**Exercise goal**
Write out the listing below in full and exactly, leaving out every picture.

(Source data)
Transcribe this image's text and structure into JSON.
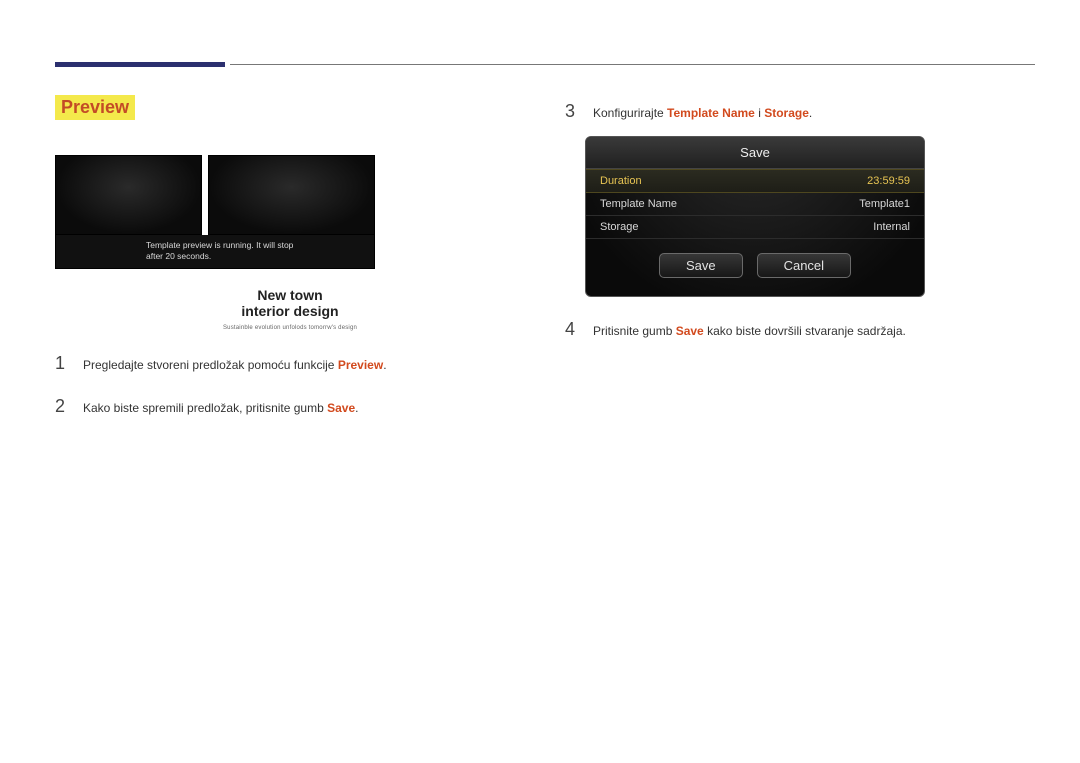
{
  "section_title": "Preview",
  "preview_overlay_l1": "Template preview is running. It will stop",
  "preview_overlay_l2": "after 20 seconds.",
  "caption_l1": "New  town",
  "caption_l2": "interior  design",
  "caption_sub": "Sustainble evolution unfolods tomorrw's design",
  "steps_left": [
    {
      "num": "1",
      "parts": [
        "Pregledajte stvoreni predložak pomoću funkcije ",
        "Preview",
        "."
      ]
    },
    {
      "num": "2",
      "parts": [
        "Kako biste spremili predložak, pritisnite gumb ",
        "Save",
        "."
      ]
    }
  ],
  "steps_right": [
    {
      "num": "3",
      "parts": [
        "Konfigurirajte ",
        "Template Name",
        " i ",
        "Storage",
        "."
      ]
    },
    {
      "num": "4",
      "parts": [
        "Pritisnite gumb ",
        "Save",
        " kako biste dovršili stvaranje sadržaja."
      ]
    }
  ],
  "dialog": {
    "title": "Save",
    "rows": [
      {
        "label": "Duration",
        "value": "23:59:59",
        "selected": true
      },
      {
        "label": "Template Name",
        "value": "Template1",
        "selected": false
      },
      {
        "label": "Storage",
        "value": "Internal",
        "selected": false
      }
    ],
    "btn_save": "Save",
    "btn_cancel": "Cancel"
  }
}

**Written solution**
Transcribe this image's text and structure into JSON.
{
  "section_title": "Preview",
  "preview_overlay_l1": "Template preview is running. It will stop",
  "preview_overlay_l2": "after 20 seconds.",
  "caption_l1": "New  town",
  "caption_l2": "interior  design",
  "caption_sub": "Sustainble evolution unfolods tomorrw's design",
  "steps_left": [
    {
      "num": "1",
      "parts": [
        "Pregledajte stvoreni predložak pomoću funkcije ",
        "Preview",
        "."
      ]
    },
    {
      "num": "2",
      "parts": [
        "Kako biste spremili predložak, pritisnite gumb ",
        "Save",
        "."
      ]
    }
  ],
  "steps_right": [
    {
      "num": "3",
      "parts": [
        "Konfigurirajte ",
        "Template Name",
        " i ",
        "Storage",
        "."
      ]
    },
    {
      "num": "4",
      "parts": [
        "Pritisnite gumb ",
        "Save",
        " kako biste dovršili stvaranje sadržaja."
      ]
    }
  ],
  "dialog": {
    "title": "Save",
    "rows": [
      {
        "label": "Duration",
        "value": "23:59:59",
        "selected": true
      },
      {
        "label": "Template Name",
        "value": "Template1",
        "selected": false
      },
      {
        "label": "Storage",
        "value": "Internal",
        "selected": false
      }
    ],
    "btn_save": "Save",
    "btn_cancel": "Cancel"
  }
}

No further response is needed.